--- start Dataset records ---

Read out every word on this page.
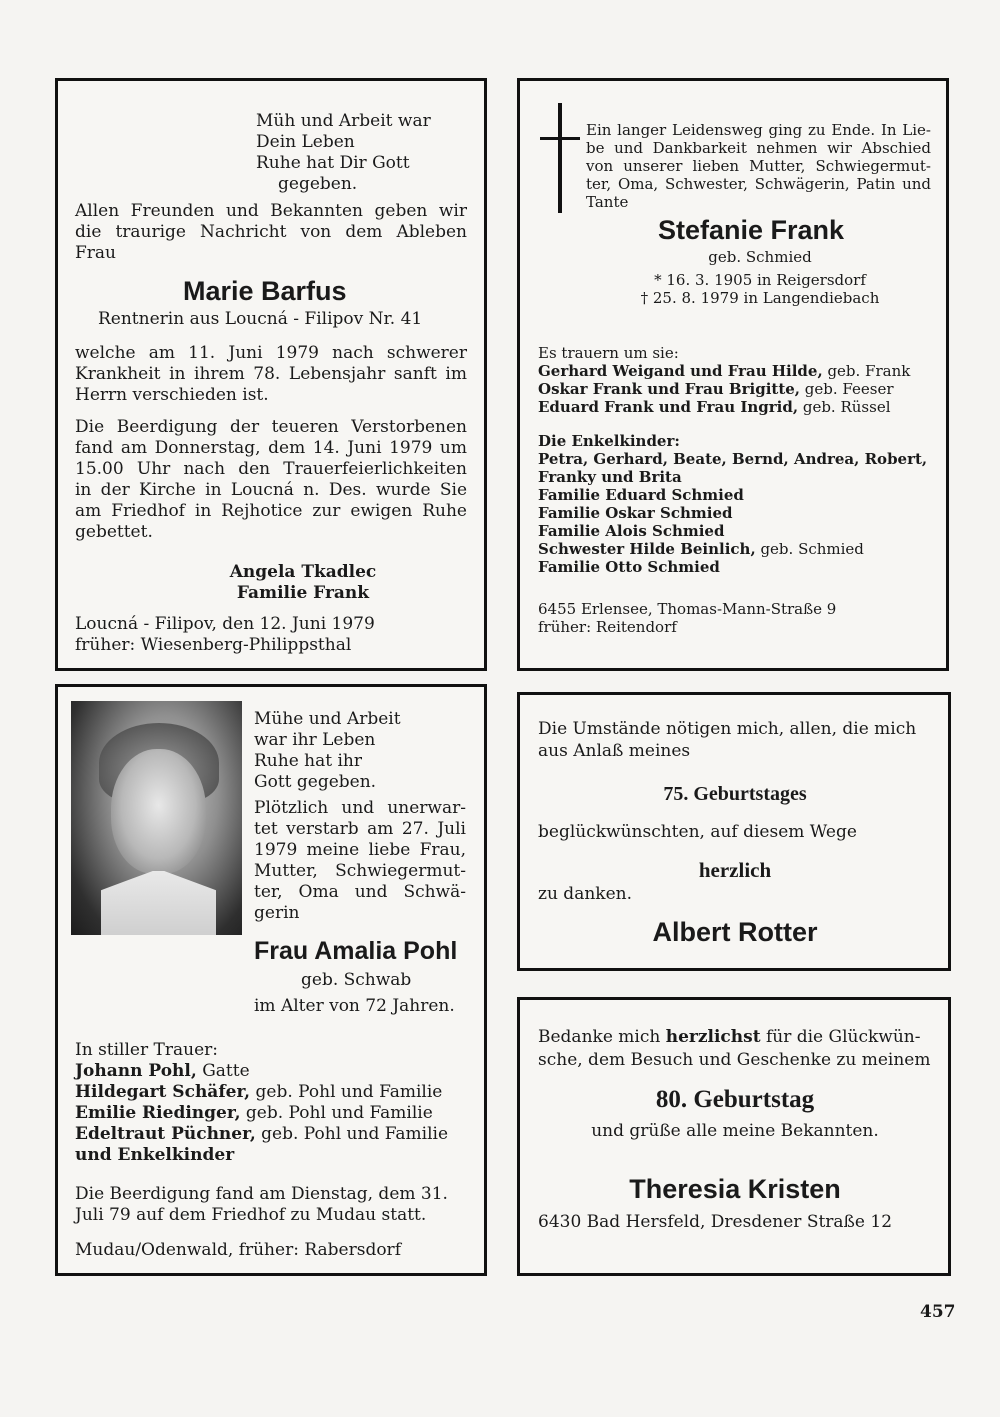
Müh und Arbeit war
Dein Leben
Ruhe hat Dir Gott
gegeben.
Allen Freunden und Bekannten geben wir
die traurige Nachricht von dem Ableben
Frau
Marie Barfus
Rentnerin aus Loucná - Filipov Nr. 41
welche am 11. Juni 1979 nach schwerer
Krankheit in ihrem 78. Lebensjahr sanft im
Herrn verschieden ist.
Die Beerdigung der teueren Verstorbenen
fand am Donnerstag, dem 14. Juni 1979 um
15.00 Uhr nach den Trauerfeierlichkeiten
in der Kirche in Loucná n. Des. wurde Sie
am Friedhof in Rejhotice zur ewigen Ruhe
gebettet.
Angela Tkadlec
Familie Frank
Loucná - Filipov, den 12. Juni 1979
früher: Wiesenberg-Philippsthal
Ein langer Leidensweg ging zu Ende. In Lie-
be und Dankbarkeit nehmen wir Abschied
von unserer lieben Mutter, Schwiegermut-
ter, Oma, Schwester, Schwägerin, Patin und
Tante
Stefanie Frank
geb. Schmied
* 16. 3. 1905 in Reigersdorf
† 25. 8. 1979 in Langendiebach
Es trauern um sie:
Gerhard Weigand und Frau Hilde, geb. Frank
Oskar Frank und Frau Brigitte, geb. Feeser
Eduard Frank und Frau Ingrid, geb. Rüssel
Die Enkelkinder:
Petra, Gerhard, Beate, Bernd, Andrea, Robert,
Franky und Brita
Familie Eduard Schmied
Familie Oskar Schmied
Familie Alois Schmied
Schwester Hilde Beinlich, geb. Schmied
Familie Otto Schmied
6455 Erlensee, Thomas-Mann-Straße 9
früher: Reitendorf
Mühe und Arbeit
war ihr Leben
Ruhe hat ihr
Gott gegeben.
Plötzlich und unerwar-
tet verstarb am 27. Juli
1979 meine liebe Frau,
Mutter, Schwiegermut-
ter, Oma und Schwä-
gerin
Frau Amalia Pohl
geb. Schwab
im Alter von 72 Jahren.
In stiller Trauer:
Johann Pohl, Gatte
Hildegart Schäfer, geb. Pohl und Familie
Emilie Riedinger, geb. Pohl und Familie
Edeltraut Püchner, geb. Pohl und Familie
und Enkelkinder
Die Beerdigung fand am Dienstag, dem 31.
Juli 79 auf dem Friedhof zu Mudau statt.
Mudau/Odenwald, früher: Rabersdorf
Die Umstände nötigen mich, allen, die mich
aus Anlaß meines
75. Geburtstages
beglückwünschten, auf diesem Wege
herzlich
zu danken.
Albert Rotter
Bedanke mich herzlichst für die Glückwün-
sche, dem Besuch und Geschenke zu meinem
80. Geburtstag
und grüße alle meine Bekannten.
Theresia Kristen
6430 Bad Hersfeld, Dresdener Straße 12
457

--- end Dataset records ---

Task: Copy each line containing the word "Juli" from the data.

Answer to the problem:
tet verstarb am 27. Juli
Juli 79 auf dem Friedhof zu Mudau statt.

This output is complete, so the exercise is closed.